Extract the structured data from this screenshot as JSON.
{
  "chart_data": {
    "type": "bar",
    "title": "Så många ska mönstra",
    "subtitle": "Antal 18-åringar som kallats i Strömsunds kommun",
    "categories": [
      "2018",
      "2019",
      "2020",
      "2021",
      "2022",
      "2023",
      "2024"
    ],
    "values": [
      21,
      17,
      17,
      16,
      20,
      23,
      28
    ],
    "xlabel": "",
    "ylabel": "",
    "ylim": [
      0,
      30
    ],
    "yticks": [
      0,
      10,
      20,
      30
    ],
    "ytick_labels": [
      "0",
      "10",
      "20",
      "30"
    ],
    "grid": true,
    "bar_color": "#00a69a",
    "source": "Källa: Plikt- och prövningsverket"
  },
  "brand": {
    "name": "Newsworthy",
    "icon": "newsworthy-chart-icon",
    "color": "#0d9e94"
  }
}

──────────────────────────────

## WRITTEN EXERCISE
Copy every record above exactly as it appears.

## TASK OUTPUT
Extract the structured data from this screenshot as JSON.
{
  "chart_data": {
    "type": "bar",
    "title": "Så många ska mönstra",
    "subtitle": "Antal 18-åringar som kallats i Strömsunds kommun",
    "categories": [
      "2018",
      "2019",
      "2020",
      "2021",
      "2022",
      "2023",
      "2024"
    ],
    "values": [
      21,
      17,
      17,
      16,
      20,
      23,
      28
    ],
    "xlabel": "",
    "ylabel": "",
    "ylim": [
      0,
      30
    ],
    "yticks": [
      0,
      10,
      20,
      30
    ],
    "ytick_labels": [
      "0",
      "10",
      "20",
      "30"
    ],
    "grid": true,
    "bar_color": "#00a69a",
    "source": "Källa: Plikt- och prövningsverket"
  },
  "brand": {
    "name": "Newsworthy",
    "icon": "newsworthy-chart-icon",
    "color": "#0d9e94"
  }
}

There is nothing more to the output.